**Task prompt**
Collect all lines from the listing that include the string "JSON".

● ● ●

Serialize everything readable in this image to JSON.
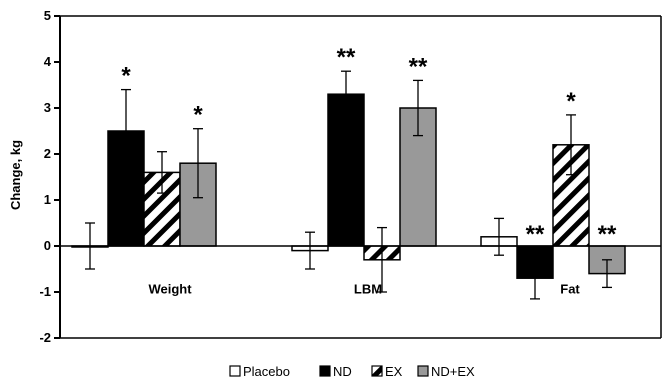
{
  "chart_data": {
    "type": "bar",
    "ylabel": "Change, kg",
    "ylim": [
      -2,
      5
    ],
    "yticks": [
      5,
      4,
      3,
      2,
      1,
      0,
      -1,
      -2
    ],
    "categories": [
      "Weight",
      "LBM",
      "Fat"
    ],
    "series": [
      {
        "name": "Placebo",
        "color": "#ffffff",
        "pattern": "open",
        "values": [
          0.0,
          -0.1,
          0.2
        ],
        "errors": [
          0.5,
          0.4,
          0.4
        ],
        "sig": [
          "",
          "",
          ""
        ]
      },
      {
        "name": "ND",
        "color": "#000000",
        "pattern": "solid",
        "values": [
          2.5,
          3.3,
          -0.7
        ],
        "errors": [
          0.9,
          0.5,
          0.45
        ],
        "sig": [
          "*",
          "**",
          "**"
        ]
      },
      {
        "name": "EX",
        "color": "#ffffff",
        "pattern": "diagonal-stripes",
        "values": [
          1.6,
          -0.3,
          2.2
        ],
        "errors": [
          0.45,
          0.7,
          0.65
        ],
        "sig": [
          "",
          "",
          "*"
        ]
      },
      {
        "name": "ND+EX",
        "color": "#999999",
        "pattern": "solid-gray",
        "values": [
          1.8,
          3.0,
          -0.6
        ],
        "errors": [
          0.75,
          0.6,
          0.3
        ],
        "sig": [
          "*",
          "**",
          "**"
        ]
      }
    ],
    "legend": {
      "position": "bottom",
      "items": [
        "Placebo",
        "ND",
        "EX",
        "ND+EX"
      ]
    },
    "grid": false
  }
}
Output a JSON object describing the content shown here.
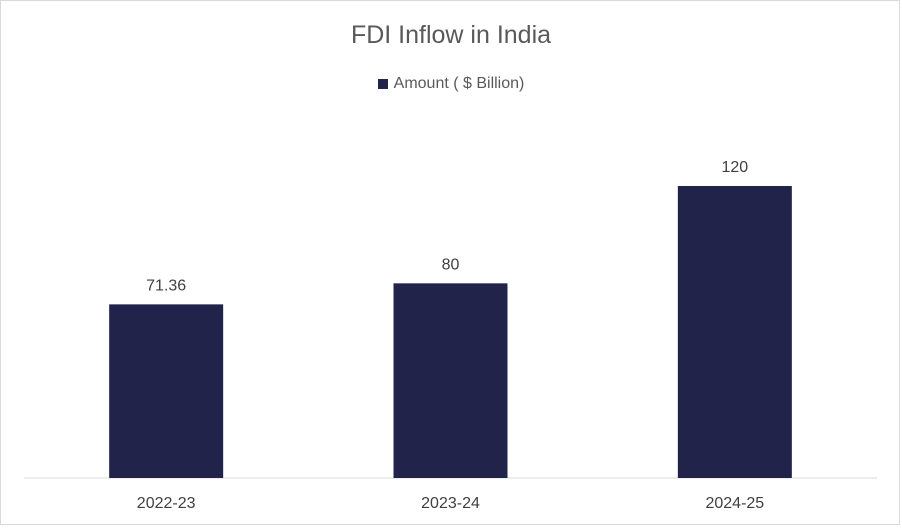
{
  "chart_data": {
    "type": "bar",
    "title": "FDI Inflow in India",
    "categories": [
      "2022-23",
      "2023-24",
      "2024-25"
    ],
    "series": [
      {
        "name": "Amount ( $ Billion)",
        "values": [
          71.36,
          80,
          120
        ],
        "labels": [
          "71.36",
          "80",
          "120"
        ],
        "color": "#22234b"
      }
    ],
    "ylim": [
      0,
      150
    ],
    "grid": false,
    "legend": "top"
  }
}
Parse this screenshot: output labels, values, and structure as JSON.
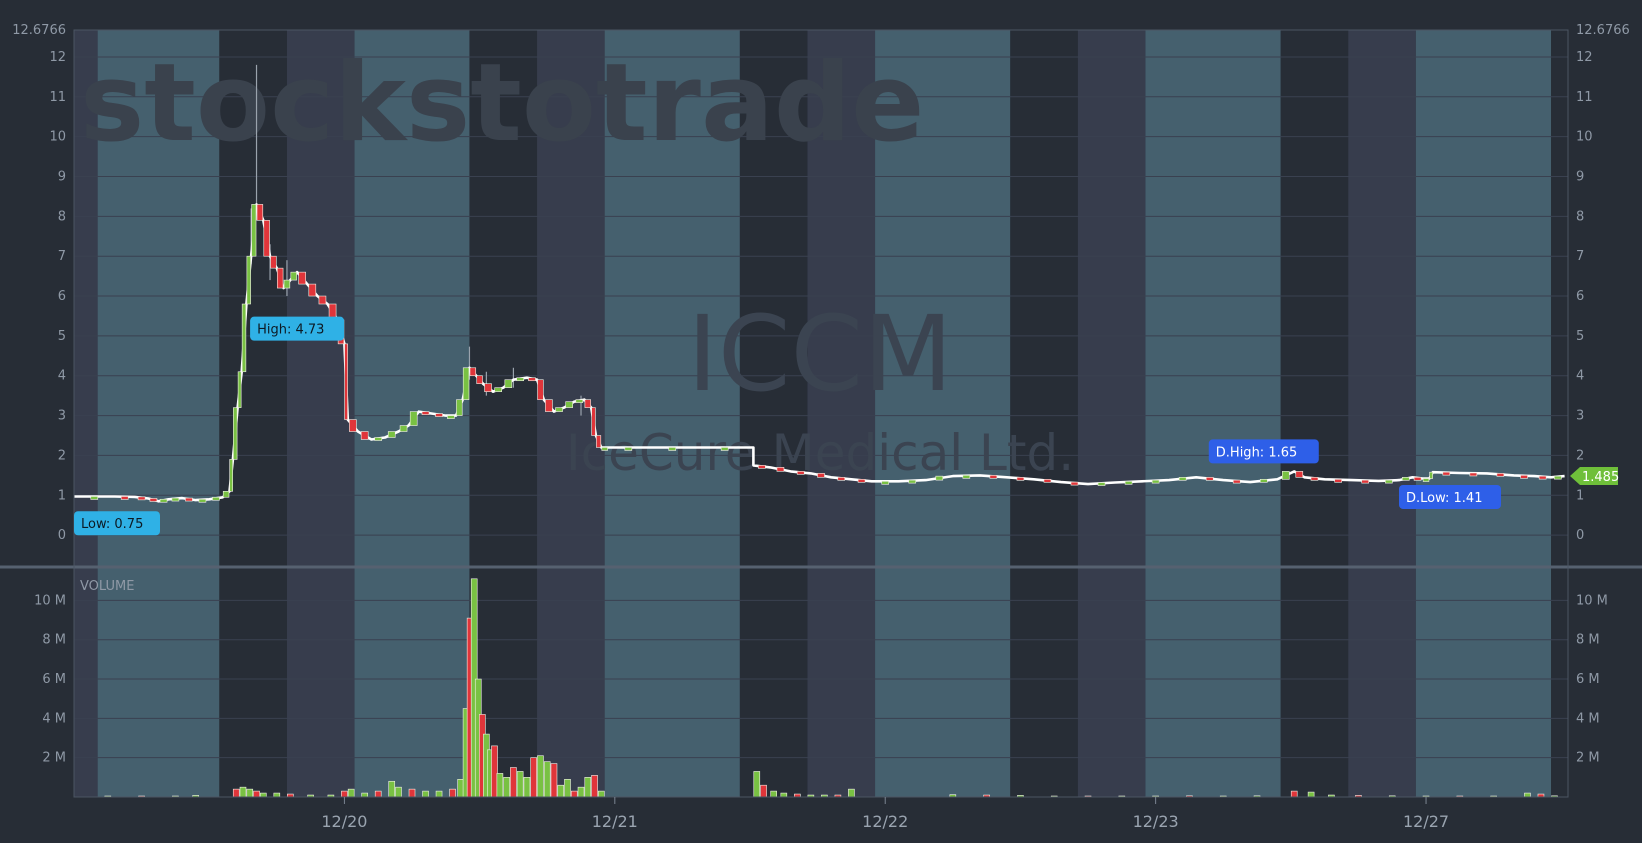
{
  "chart_data": {
    "type": "candlestick",
    "ticker": "ICCM",
    "company": "IceCure Medical Ltd.",
    "watermark": "stockstotrade",
    "volume_title": "VOLUME",
    "price_axis": {
      "top_label": "12.6766",
      "ticks": [
        {
          "label": "12",
          "v": 12
        },
        {
          "label": "11",
          "v": 11
        },
        {
          "label": "10",
          "v": 10
        },
        {
          "label": "9",
          "v": 9
        },
        {
          "label": "8",
          "v": 8
        },
        {
          "label": "7",
          "v": 7
        },
        {
          "label": "6",
          "v": 6
        },
        {
          "label": "5",
          "v": 5
        },
        {
          "label": "4",
          "v": 4
        },
        {
          "label": "3",
          "v": 3
        },
        {
          "label": "2",
          "v": 2
        },
        {
          "label": "1",
          "v": 1
        },
        {
          "label": "0",
          "v": 0
        }
      ],
      "ylim": [
        -0.8,
        12.6766
      ]
    },
    "volume_axis": {
      "ticks": [
        {
          "label": "10 M",
          "v": 10
        },
        {
          "label": "8 M",
          "v": 8
        },
        {
          "label": "6 M",
          "v": 6
        },
        {
          "label": "4 M",
          "v": 4
        },
        {
          "label": "2 M",
          "v": 2
        }
      ],
      "ylim": [
        0,
        11.7
      ]
    },
    "dates": [
      "12/20",
      "12/21",
      "12/22",
      "12/23",
      "12/27"
    ],
    "sessions": [
      {
        "kind": "pre",
        "t0": 0.0,
        "t1": 0.35
      },
      {
        "kind": "reg",
        "t0": 0.35,
        "t1": 2.15
      },
      {
        "kind": "post",
        "t0": 2.15,
        "t1": 3.15
      },
      {
        "kind": "pre",
        "t0": 3.15,
        "t1": 4.15
      },
      {
        "kind": "reg",
        "t0": 4.15,
        "t1": 5.85
      },
      {
        "kind": "post",
        "t0": 5.85,
        "t1": 6.85
      },
      {
        "kind": "pre",
        "t0": 6.85,
        "t1": 7.85
      },
      {
        "kind": "reg",
        "t0": 7.85,
        "t1": 9.85
      },
      {
        "kind": "post",
        "t0": 9.85,
        "t1": 10.85
      },
      {
        "kind": "pre",
        "t0": 10.85,
        "t1": 11.85
      },
      {
        "kind": "reg",
        "t0": 11.85,
        "t1": 13.85
      },
      {
        "kind": "post",
        "t0": 13.85,
        "t1": 14.85
      },
      {
        "kind": "pre",
        "t0": 14.85,
        "t1": 15.85
      },
      {
        "kind": "reg",
        "t0": 15.85,
        "t1": 17.85
      },
      {
        "kind": "post",
        "t0": 17.85,
        "t1": 18.85
      },
      {
        "kind": "pre",
        "t0": 18.85,
        "t1": 19.85
      },
      {
        "kind": "reg",
        "t0": 19.85,
        "t1": 21.85
      },
      {
        "kind": "post",
        "t0": 21.85,
        "t1": 22.1
      }
    ],
    "date_ticks": [
      {
        "label": "12/20",
        "t": 4.0
      },
      {
        "label": "12/21",
        "t": 8.0
      },
      {
        "label": "12/22",
        "t": 12.0
      },
      {
        "label": "12/23",
        "t": 16.0
      },
      {
        "label": "12/27",
        "t": 20.0
      }
    ],
    "price_series": [
      {
        "t": 0.0,
        "v": 0.97
      },
      {
        "t": 0.6,
        "v": 0.97
      },
      {
        "t": 0.9,
        "v": 0.96
      },
      {
        "t": 1.1,
        "v": 0.92
      },
      {
        "t": 1.25,
        "v": 0.85
      },
      {
        "t": 1.4,
        "v": 0.9
      },
      {
        "t": 1.6,
        "v": 0.93
      },
      {
        "t": 1.8,
        "v": 0.88
      },
      {
        "t": 2.0,
        "v": 0.9
      },
      {
        "t": 2.2,
        "v": 0.95
      },
      {
        "t": 2.3,
        "v": 1.1
      },
      {
        "t": 2.35,
        "v": 1.9
      },
      {
        "t": 2.42,
        "v": 3.2
      },
      {
        "t": 2.48,
        "v": 4.1
      },
      {
        "t": 2.55,
        "v": 5.8
      },
      {
        "t": 2.62,
        "v": 7.0
      },
      {
        "t": 2.7,
        "v": 8.3
      },
      {
        "t": 2.8,
        "v": 7.9
      },
      {
        "t": 2.9,
        "v": 7.0
      },
      {
        "t": 3.0,
        "v": 6.7
      },
      {
        "t": 3.1,
        "v": 6.2
      },
      {
        "t": 3.2,
        "v": 6.4
      },
      {
        "t": 3.3,
        "v": 6.6
      },
      {
        "t": 3.45,
        "v": 6.3
      },
      {
        "t": 3.6,
        "v": 6.0
      },
      {
        "t": 3.75,
        "v": 5.8
      },
      {
        "t": 3.9,
        "v": 5.4
      },
      {
        "t": 4.0,
        "v": 4.8
      },
      {
        "t": 4.05,
        "v": 2.9
      },
      {
        "t": 4.2,
        "v": 2.6
      },
      {
        "t": 4.4,
        "v": 2.4
      },
      {
        "t": 4.6,
        "v": 2.45
      },
      {
        "t": 4.8,
        "v": 2.6
      },
      {
        "t": 4.95,
        "v": 2.75
      },
      {
        "t": 5.1,
        "v": 3.1
      },
      {
        "t": 5.3,
        "v": 3.05
      },
      {
        "t": 5.5,
        "v": 3.0
      },
      {
        "t": 5.65,
        "v": 3.0
      },
      {
        "t": 5.75,
        "v": 3.4
      },
      {
        "t": 5.85,
        "v": 4.2
      },
      {
        "t": 5.95,
        "v": 4.0
      },
      {
        "t": 6.05,
        "v": 3.8
      },
      {
        "t": 6.2,
        "v": 3.6
      },
      {
        "t": 6.35,
        "v": 3.7
      },
      {
        "t": 6.5,
        "v": 3.9
      },
      {
        "t": 6.7,
        "v": 3.95
      },
      {
        "t": 6.85,
        "v": 3.9
      },
      {
        "t": 6.95,
        "v": 3.4
      },
      {
        "t": 7.1,
        "v": 3.1
      },
      {
        "t": 7.25,
        "v": 3.2
      },
      {
        "t": 7.4,
        "v": 3.35
      },
      {
        "t": 7.55,
        "v": 3.4
      },
      {
        "t": 7.65,
        "v": 3.2
      },
      {
        "t": 7.72,
        "v": 2.5
      },
      {
        "t": 7.8,
        "v": 2.2
      },
      {
        "t": 7.9,
        "v": 2.2
      },
      {
        "t": 8.5,
        "v": 2.2
      },
      {
        "t": 9.2,
        "v": 2.2
      },
      {
        "t": 10.05,
        "v": 2.2
      },
      {
        "t": 10.05,
        "v": 1.75
      },
      {
        "t": 10.3,
        "v": 1.7
      },
      {
        "t": 10.6,
        "v": 1.6
      },
      {
        "t": 10.9,
        "v": 1.55
      },
      {
        "t": 11.2,
        "v": 1.45
      },
      {
        "t": 11.5,
        "v": 1.4
      },
      {
        "t": 11.8,
        "v": 1.35
      },
      {
        "t": 12.2,
        "v": 1.35
      },
      {
        "t": 12.6,
        "v": 1.38
      },
      {
        "t": 13.0,
        "v": 1.48
      },
      {
        "t": 13.4,
        "v": 1.5
      },
      {
        "t": 13.8,
        "v": 1.45
      },
      {
        "t": 14.2,
        "v": 1.4
      },
      {
        "t": 14.6,
        "v": 1.33
      },
      {
        "t": 15.0,
        "v": 1.28
      },
      {
        "t": 15.4,
        "v": 1.32
      },
      {
        "t": 15.8,
        "v": 1.35
      },
      {
        "t": 16.2,
        "v": 1.38
      },
      {
        "t": 16.6,
        "v": 1.45
      },
      {
        "t": 17.0,
        "v": 1.38
      },
      {
        "t": 17.4,
        "v": 1.33
      },
      {
        "t": 17.8,
        "v": 1.4
      },
      {
        "t": 18.05,
        "v": 1.6
      },
      {
        "t": 18.2,
        "v": 1.45
      },
      {
        "t": 18.5,
        "v": 1.4
      },
      {
        "t": 18.9,
        "v": 1.38
      },
      {
        "t": 19.3,
        "v": 1.36
      },
      {
        "t": 19.6,
        "v": 1.38
      },
      {
        "t": 19.8,
        "v": 1.45
      },
      {
        "t": 19.95,
        "v": 1.42
      },
      {
        "t": 20.05,
        "v": 1.42
      },
      {
        "t": 20.1,
        "v": 1.58
      },
      {
        "t": 20.5,
        "v": 1.56
      },
      {
        "t": 20.9,
        "v": 1.55
      },
      {
        "t": 21.3,
        "v": 1.5
      },
      {
        "t": 21.6,
        "v": 1.48
      },
      {
        "t": 21.85,
        "v": 1.45
      },
      {
        "t": 22.05,
        "v": 1.48
      }
    ],
    "spikes": [
      {
        "t": 2.7,
        "hi": 11.8,
        "lo": 7.9
      },
      {
        "t": 2.62,
        "hi": 8.2,
        "lo": 6.8
      },
      {
        "t": 2.9,
        "hi": 7.3,
        "lo": 6.4
      },
      {
        "t": 3.15,
        "hi": 6.9,
        "lo": 6.0
      },
      {
        "t": 5.85,
        "hi": 4.73,
        "lo": 3.9
      },
      {
        "t": 6.1,
        "hi": 4.1,
        "lo": 3.5
      },
      {
        "t": 6.5,
        "hi": 4.2,
        "lo": 3.7
      },
      {
        "t": 7.5,
        "hi": 3.5,
        "lo": 3.0
      }
    ],
    "volume_bars": [
      {
        "t": 0.5,
        "v": 0.05
      },
      {
        "t": 1.0,
        "v": 0.05
      },
      {
        "t": 1.5,
        "v": 0.05
      },
      {
        "t": 1.8,
        "v": 0.08
      },
      {
        "t": 2.4,
        "v": 0.4
      },
      {
        "t": 2.5,
        "v": 0.5
      },
      {
        "t": 2.6,
        "v": 0.4
      },
      {
        "t": 2.7,
        "v": 0.3
      },
      {
        "t": 2.8,
        "v": 0.2
      },
      {
        "t": 3.0,
        "v": 0.2
      },
      {
        "t": 3.2,
        "v": 0.15
      },
      {
        "t": 3.5,
        "v": 0.1
      },
      {
        "t": 3.8,
        "v": 0.1
      },
      {
        "t": 4.0,
        "v": 0.3
      },
      {
        "t": 4.1,
        "v": 0.4
      },
      {
        "t": 4.3,
        "v": 0.2
      },
      {
        "t": 4.5,
        "v": 0.3
      },
      {
        "t": 4.7,
        "v": 0.8
      },
      {
        "t": 4.8,
        "v": 0.5
      },
      {
        "t": 5.0,
        "v": 0.4
      },
      {
        "t": 5.2,
        "v": 0.3
      },
      {
        "t": 5.4,
        "v": 0.3
      },
      {
        "t": 5.6,
        "v": 0.4
      },
      {
        "t": 5.72,
        "v": 0.9
      },
      {
        "t": 5.8,
        "v": 4.5
      },
      {
        "t": 5.86,
        "v": 9.1
      },
      {
        "t": 5.92,
        "v": 11.1
      },
      {
        "t": 5.98,
        "v": 6.0
      },
      {
        "t": 6.04,
        "v": 4.2
      },
      {
        "t": 6.1,
        "v": 3.2
      },
      {
        "t": 6.16,
        "v": 2.4
      },
      {
        "t": 6.22,
        "v": 2.6
      },
      {
        "t": 6.3,
        "v": 1.2
      },
      {
        "t": 6.4,
        "v": 1.0
      },
      {
        "t": 6.5,
        "v": 1.5
      },
      {
        "t": 6.6,
        "v": 1.3
      },
      {
        "t": 6.7,
        "v": 1.0
      },
      {
        "t": 6.8,
        "v": 2.0
      },
      {
        "t": 6.9,
        "v": 2.1
      },
      {
        "t": 7.0,
        "v": 1.8
      },
      {
        "t": 7.1,
        "v": 1.7
      },
      {
        "t": 7.2,
        "v": 0.6
      },
      {
        "t": 7.3,
        "v": 0.9
      },
      {
        "t": 7.4,
        "v": 0.3
      },
      {
        "t": 7.5,
        "v": 0.5
      },
      {
        "t": 7.6,
        "v": 1.0
      },
      {
        "t": 7.7,
        "v": 1.1
      },
      {
        "t": 7.8,
        "v": 0.3
      },
      {
        "t": 10.1,
        "v": 1.3
      },
      {
        "t": 10.2,
        "v": 0.6
      },
      {
        "t": 10.35,
        "v": 0.3
      },
      {
        "t": 10.5,
        "v": 0.2
      },
      {
        "t": 10.7,
        "v": 0.15
      },
      {
        "t": 10.9,
        "v": 0.1
      },
      {
        "t": 11.1,
        "v": 0.1
      },
      {
        "t": 11.3,
        "v": 0.1
      },
      {
        "t": 11.5,
        "v": 0.4
      },
      {
        "t": 13.0,
        "v": 0.12
      },
      {
        "t": 13.5,
        "v": 0.1
      },
      {
        "t": 14.0,
        "v": 0.08
      },
      {
        "t": 14.5,
        "v": 0.05
      },
      {
        "t": 15.0,
        "v": 0.05
      },
      {
        "t": 15.5,
        "v": 0.05
      },
      {
        "t": 16.0,
        "v": 0.05
      },
      {
        "t": 16.5,
        "v": 0.06
      },
      {
        "t": 17.0,
        "v": 0.05
      },
      {
        "t": 17.5,
        "v": 0.06
      },
      {
        "t": 18.05,
        "v": 0.3
      },
      {
        "t": 18.3,
        "v": 0.25
      },
      {
        "t": 18.6,
        "v": 0.1
      },
      {
        "t": 19.0,
        "v": 0.08
      },
      {
        "t": 19.5,
        "v": 0.06
      },
      {
        "t": 20.0,
        "v": 0.05
      },
      {
        "t": 20.5,
        "v": 0.05
      },
      {
        "t": 21.0,
        "v": 0.05
      },
      {
        "t": 21.5,
        "v": 0.2
      },
      {
        "t": 21.7,
        "v": 0.15
      },
      {
        "t": 21.9,
        "v": 0.06
      }
    ],
    "annotations": [
      {
        "label": "Low: 0.75",
        "t": 0.0,
        "v": 0.75,
        "color": "#2fb1e6",
        "text_color": "#0d1a24"
      },
      {
        "label": "High: 4.73",
        "t": 3.3,
        "v": 4.73,
        "color": "#2fb1e6",
        "text_color": "#0d1a24"
      },
      {
        "label": "D.High: 1.65",
        "t": 17.6,
        "v": 1.65,
        "color": "#2e5fe8",
        "text_color": "#ffffff"
      },
      {
        "label": "D.Low: 1.41",
        "t": 19.6,
        "v": 1.41,
        "color": "#2e5fe8",
        "text_color": "#ffffff"
      }
    ],
    "last_price": {
      "label": "1.485",
      "v": 1.485,
      "color": "#6fbf3a"
    },
    "colors": {
      "up": "#79c143",
      "down": "#e0353a",
      "line": "#ffffff",
      "pre": "#373d4d",
      "reg": "#45606e",
      "post": "#272d36",
      "grid": "#3c4450"
    }
  }
}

● ● ●

**Solution to this exercise**
Serialize everything readable in this image to JSON.
Output a JSON object describing the content shown here.
Parse this screenshot: output labels, values, and structure as JSON.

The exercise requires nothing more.